Stated task
Go to the line containing "What text is on this page?" below; retype it and all following lines exactly, and leave out the pictures.

Record list

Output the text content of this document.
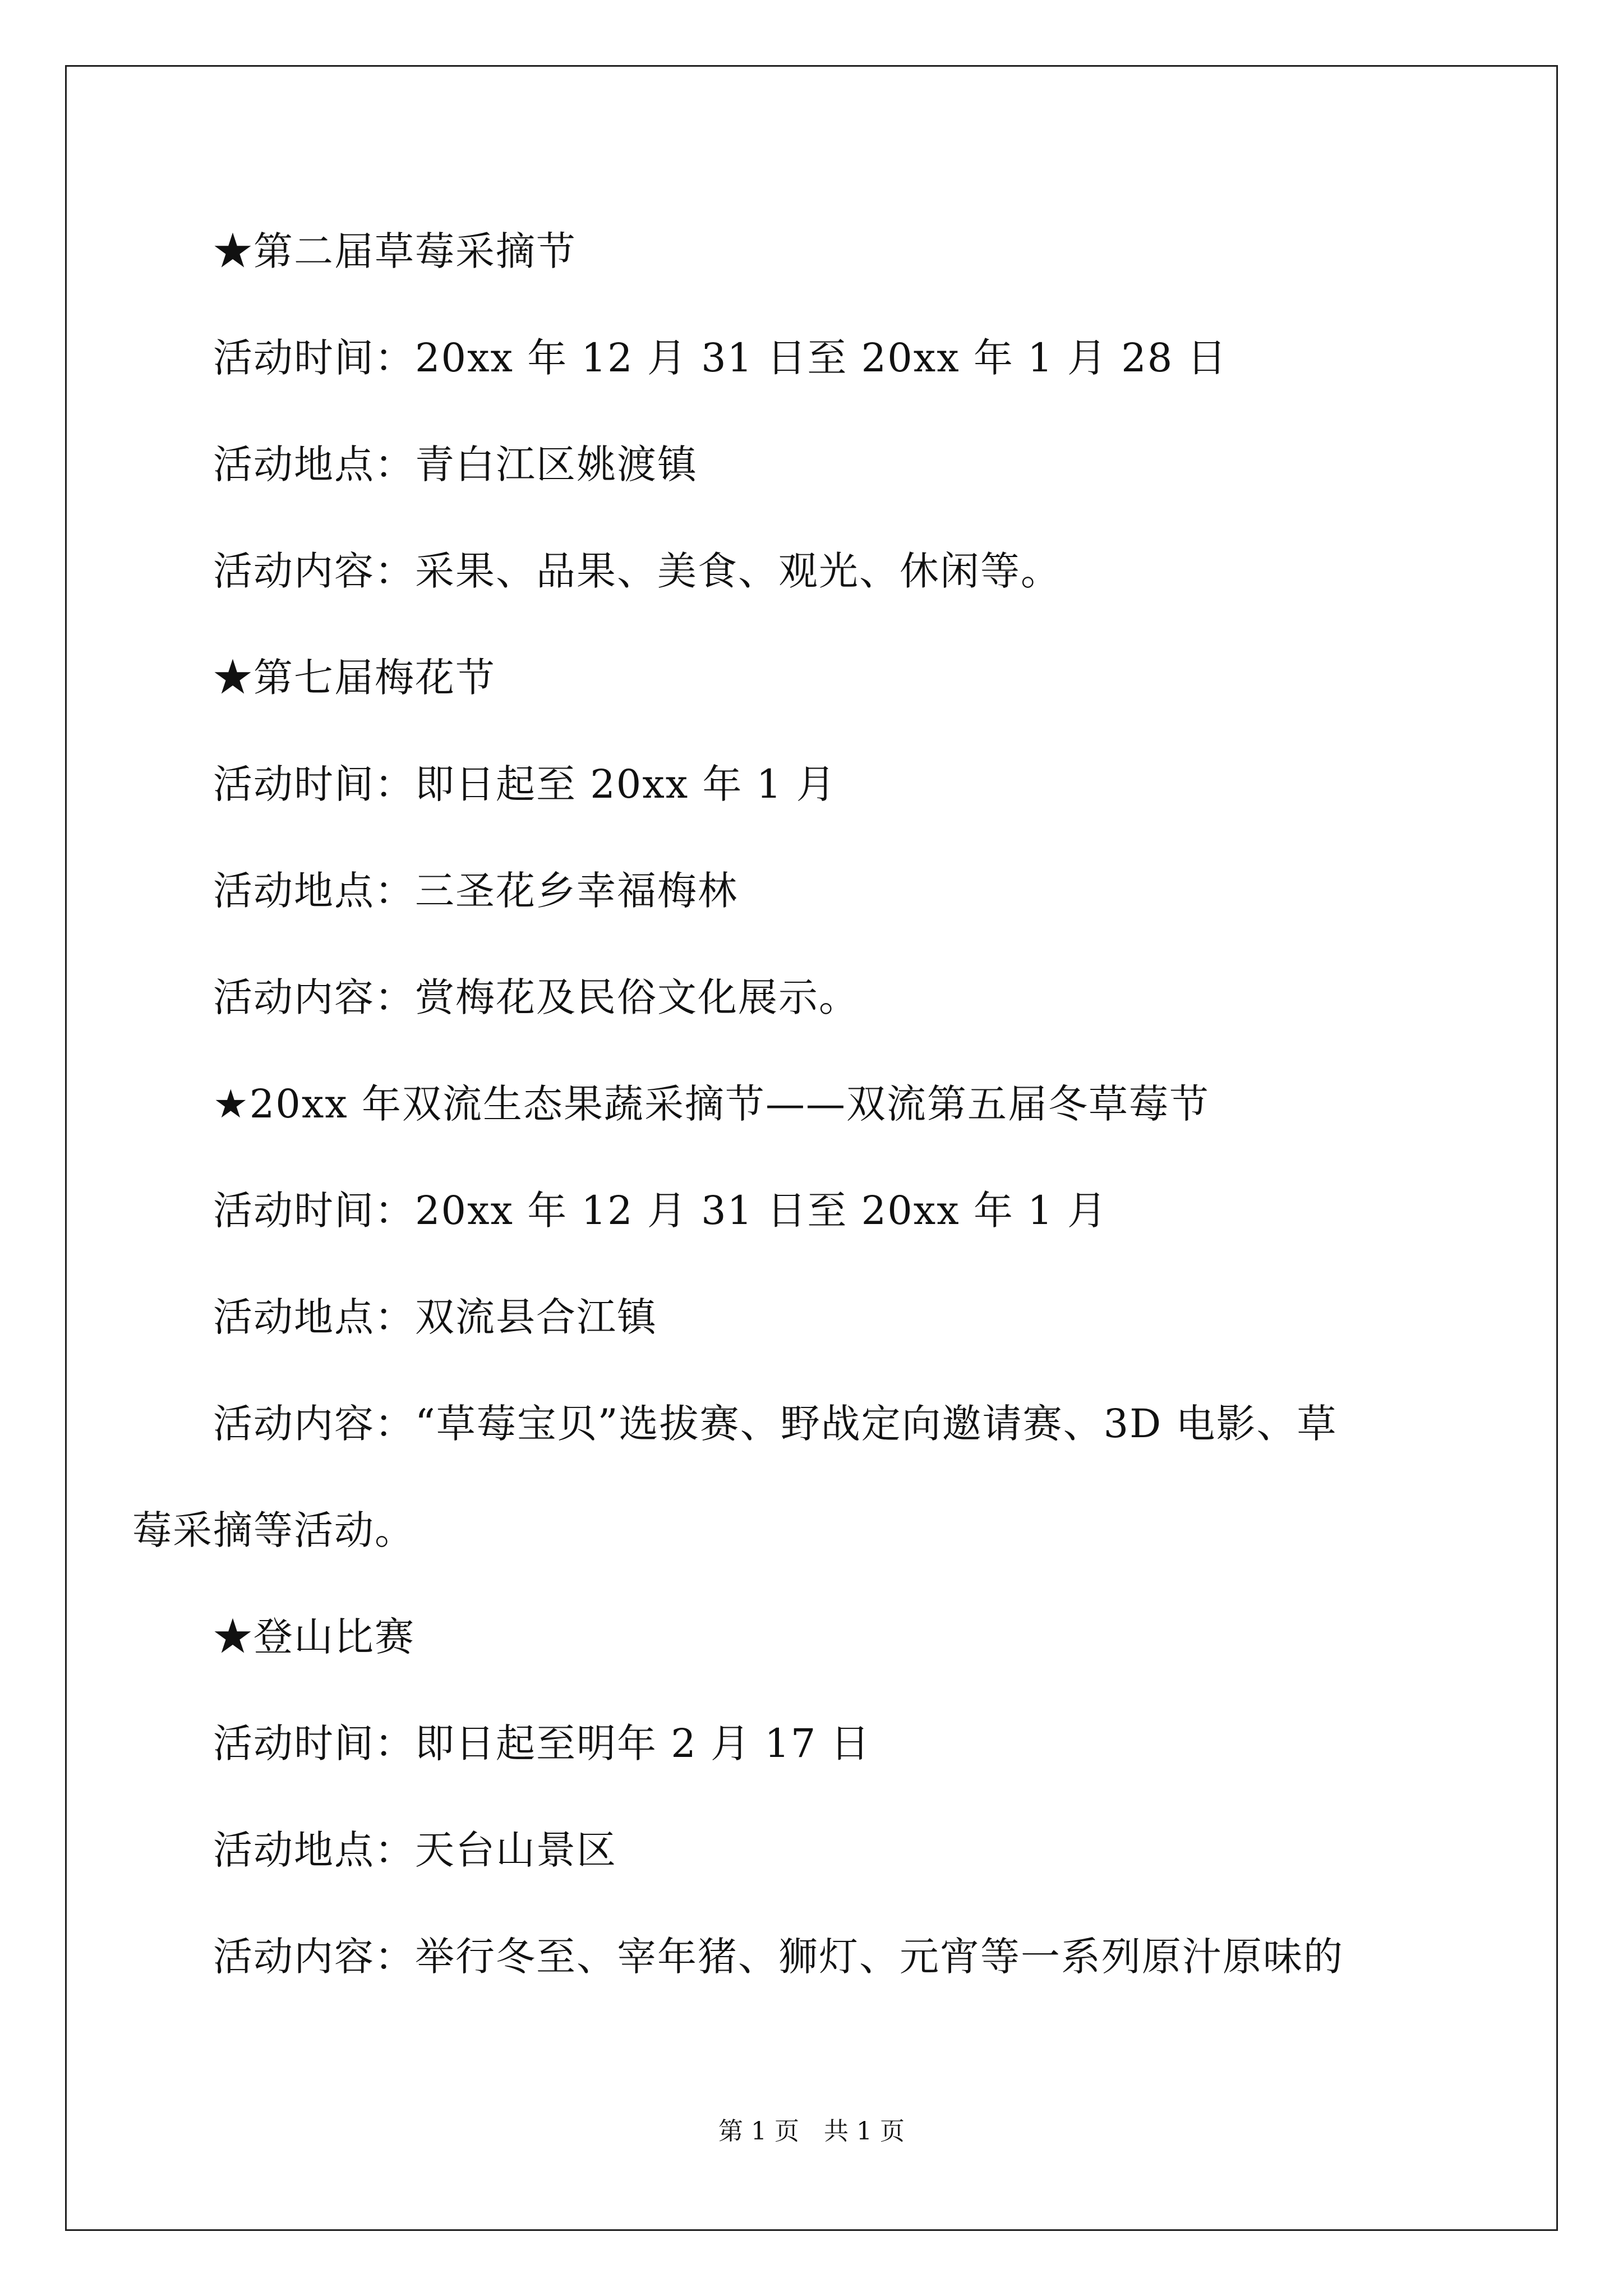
★第二届草莓采摘节
活动时间：20xx 年 12 月 31 日至 20xx 年 1 月 28 日
活动地点：青白江区姚渡镇
活动内容：采果、品果、美食、观光、休闲等。
★第七届梅花节
活动时间：即日起至 20xx 年 1 月
活动地点：三圣花乡幸福梅林
活动内容：赏梅花及民俗文化展示。
★20xx 年双流生态果蔬采摘节——双流第五届冬草莓节
活动时间：20xx 年 12 月 31 日至 20xx 年 1 月
活动地点：双流县合江镇
活动内容：“草莓宝贝”选拔赛、野战定向邀请赛、3D 电影、草
莓采摘等活动。
★登山比赛
活动时间：即日起至明年 2 月 17 日
活动地点：天台山景区
活动内容：举行冬至、宰年猪、狮灯、元宵等一系列原汁原味的
第 1 页　共 1 页
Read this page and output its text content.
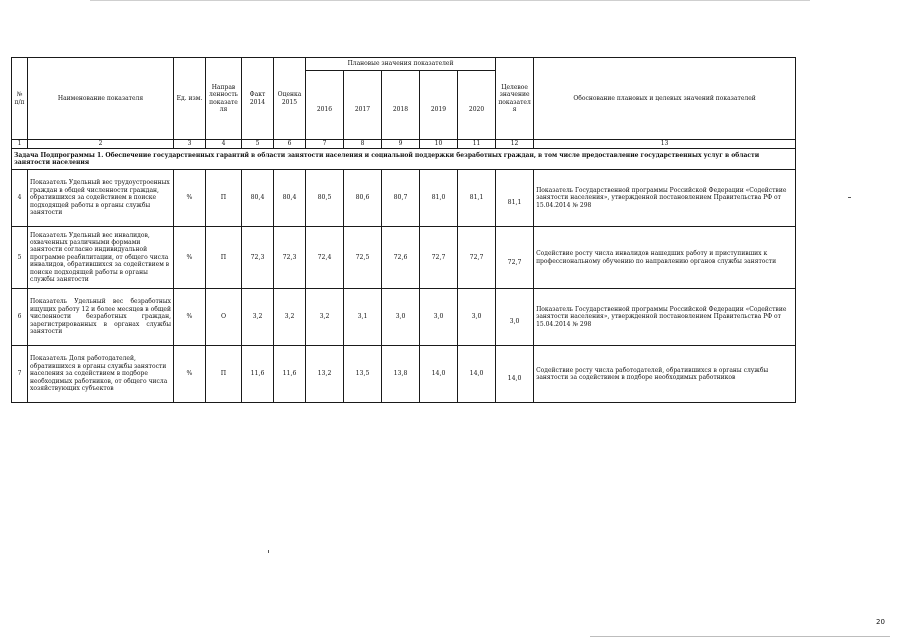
№ п/п	Наименование показателя	Ед. изм.	Направ ленность показателя	Факт 2014	Оценка 2015	Плановые значения показателей					Целевое значение показателя	Обоснование плановых и целевых значений показателей
						2016	2017	2018	2019	2020		
1	2	3	4	5	6	7	8	9	10	11	12	13
Задача Подпрограммы 1. Обеспечение государственных гарантий в области занятости населения и социальной поддержки безработных граждан, в том числе предоставление государственных услуг в области занятости населения												
4	Показатель Удельный вес трудоустроенных граждан в общей численности граждан, обратившихся за содействием в поиске подходящей работы в органы службы занятости	%	П	80,4	80,4	80,5	80,6	80,7	81,0	81,1	81,1	Показатель Государственной программы Российской Федерации «Содействие занятости населения», утвержденной постановлением Правительства РФ от 15.04.2014 № 298
5	Показатель Удельный вес инвалидов, охваченных различными формами занятости согласно индивидуальной программе реабилитации, от общего числа инвалидов, обратившихся за содействием в поиске подходящей работы в органы службы занятости	%	П	72,3	72,3	72,4	72,5	72,6	72,7	72,7	72,7	Содействие росту числа инвалидов нашедших работу и приступивших к профессиональному обучению по направлению органов службы занятости
6	Показатель Удельный вес безработных ищущих работу 12 и более месяцев в общей численности безработных граждан, зарегистрированных в органах службы занятости	%	О	3,2	3,2	3,2	3,1	3,0	3,0	3,0	3,0	Показатель Государственной программы Российской Федерации «Содействие занятости населения», утвержденной постановлением Правительства РФ от 15.04.2014 № 298
7	Показатель Доля работодателей, обратившихся в органы службы занятости населения за содействием в подборе необходимых работников, от общего числа хозяйствующих субъектов	%	П	11,6	11,6	13,2	13,5	13,8	14,0	14,0	14,0	Содействие росту числа работодателей, обратившихся в органы службы занятости за содействием в подборе необходимых работников
20
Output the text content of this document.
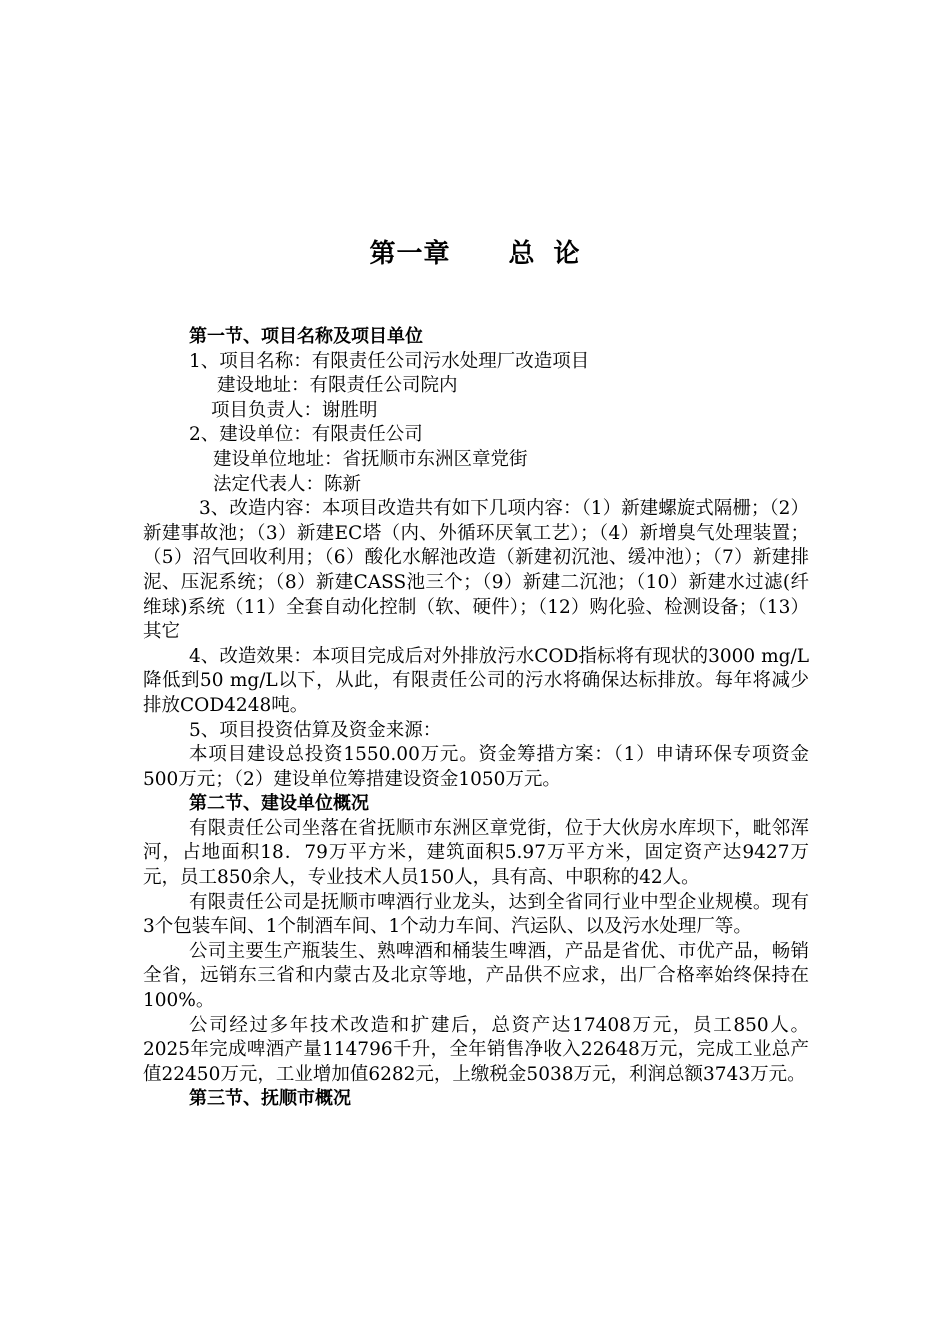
第一章 总 论

第一节、项目名称及项目单位

1、项目名称：有限责任公司污水处理厂改造项目

建设地址：有限责任公司院内

项目负责人：谢胜明

2、建设单位：有限责任公司

建设单位地址：省抚顺市东洲区章党街

法定代表人：陈新

3、改造内容：本项目改造共有如下几项内容：（1）新建螺旋式隔栅；（2）新建事故池；（3）新建EC塔（内、外循环厌氧工艺）；（4）新增臭气处理装置；（5）沼气回收利用；（6）酸化水解池改造（新建初沉池、缓冲池）；（7）新建排泥、压泥系统；（8）新建CASS池三个；（9）新建二沉池；（10）新建水过滤(纤维球)系统（11）全套自动化控制（软、硬件）；（12）购化验、检测设备；（13）其它

4、改造效果：本项目完成后对外排放污水COD指标将有现状的3000 mg/L降低到50 mg/L以下，从此，有限责任公司的污水将确保达标排放。每年将减少排放COD4248吨。

5、项目投资估算及资金来源：

本项目建设总投资1550.00万元。资金筹措方案：（1）申请环保专项资金500万元；（2）建设单位筹措建设资金1050万元。

第二节、建设单位概况

有限责任公司坐落在省抚顺市东洲区章党街，位于大伙房水库坝下，毗邻浑河，占地面积18．79万平方米，建筑面积5.97万平方米，固定资产达9427万元，员工850余人，专业技术人员150人，具有高、中职称的42人。

有限责任公司是抚顺市啤酒行业龙头，达到全省同行业中型企业规模。现有3个包装车间、1个制酒车间、1个动力车间、汽运队、以及污水处理厂等。

公司主要生产瓶装生、熟啤酒和桶装生啤酒，产品是省优、市优产品，畅销全省，远销东三省和内蒙古及北京等地，产品供不应求，出厂合格率始终保持在100%。

公司经过多年技术改造和扩建后，总资产达17408万元，员工850人。2025年完成啤酒产量114796千升，全年销售净收入22648万元，完成工业总产值22450万元，工业增加值6282元，上缴税金5038万元，利润总额3743万元。

第三节、抚顺市概况
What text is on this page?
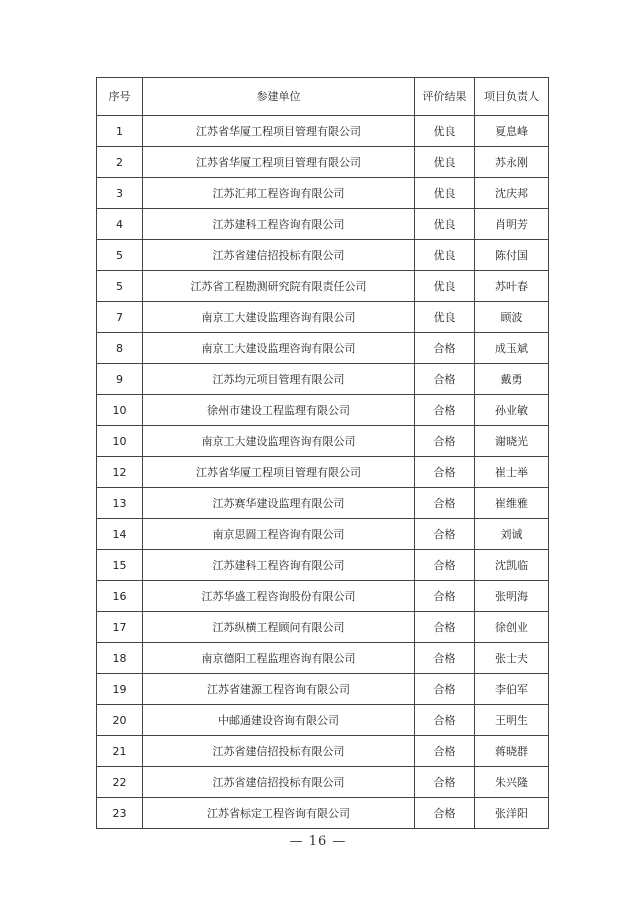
序号	参建单位	评价结果	项目负责人
1	江苏省华厦工程项目管理有限公司	优良	夏息峰
2	江苏省华厦工程项目管理有限公司	优良	苏永刚
3	江苏汇邦工程咨询有限公司	优良	沈庆邦
4	江苏建科工程咨询有限公司	优良	肖明芳
5	江苏省建信招投标有限公司	优良	陈付国
5	江苏省工程勘测研究院有限责任公司	优良	苏叶春
7	南京工大建设监理咨询有限公司	优良	顾波
8	南京工大建设监理咨询有限公司	合格	成玉斌
9	江苏均元项目管理有限公司	合格	戴勇
10	徐州市建设工程监理有限公司	合格	孙业敏
10	南京工大建设监理咨询有限公司	合格	谢晓光
12	江苏省华厦工程项目管理有限公司	合格	崔士举
13	江苏赛华建设监理有限公司	合格	崔维雅
14	南京思圆工程咨询有限公司	合格	刘诚
15	江苏建科工程咨询有限公司	合格	沈凯临
16	江苏华盛工程咨询股份有限公司	合格	张明海
17	江苏纵横工程顾问有限公司	合格	徐创业
18	南京德阳工程监理咨询有限公司	合格	张士夫
19	江苏省建源工程咨询有限公司	合格	李伯军
20	中邮通建设咨询有限公司	合格	王明生
21	江苏省建信招投标有限公司	合格	蒋晓群
22	江苏省建信招投标有限公司	合格	朱兴隆
23	江苏省标定工程咨询有限公司	合格	张洋阳
— 16 —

Reply to the task
What text is on this page?
序号	参建单位	评价结果	项目负责人
1	江苏省华厦工程项目管理有限公司	优良	夏息峰
2	江苏省华厦工程项目管理有限公司	优良	苏永刚
3	江苏汇邦工程咨询有限公司	优良	沈庆邦
4	江苏建科工程咨询有限公司	优良	肖明芳
5	江苏省建信招投标有限公司	优良	陈付国
5	江苏省工程勘测研究院有限责任公司	优良	苏叶春
7	南京工大建设监理咨询有限公司	优良	顾波
8	南京工大建设监理咨询有限公司	合格	成玉斌
9	江苏均元项目管理有限公司	合格	戴勇
10	徐州市建设工程监理有限公司	合格	孙业敏
10	南京工大建设监理咨询有限公司	合格	谢晓光
12	江苏省华厦工程项目管理有限公司	合格	崔士举
13	江苏赛华建设监理有限公司	合格	崔维雅
14	南京思圆工程咨询有限公司	合格	刘诚
15	江苏建科工程咨询有限公司	合格	沈凯临
16	江苏华盛工程咨询股份有限公司	合格	张明海
17	江苏纵横工程顾问有限公司	合格	徐创业
18	南京德阳工程监理咨询有限公司	合格	张士夫
19	江苏省建源工程咨询有限公司	合格	李伯军
20	中邮通建设咨询有限公司	合格	王明生
21	江苏省建信招投标有限公司	合格	蒋晓群
22	江苏省建信招投标有限公司	合格	朱兴隆
23	江苏省标定工程咨询有限公司	合格	张洋阳
— 16 —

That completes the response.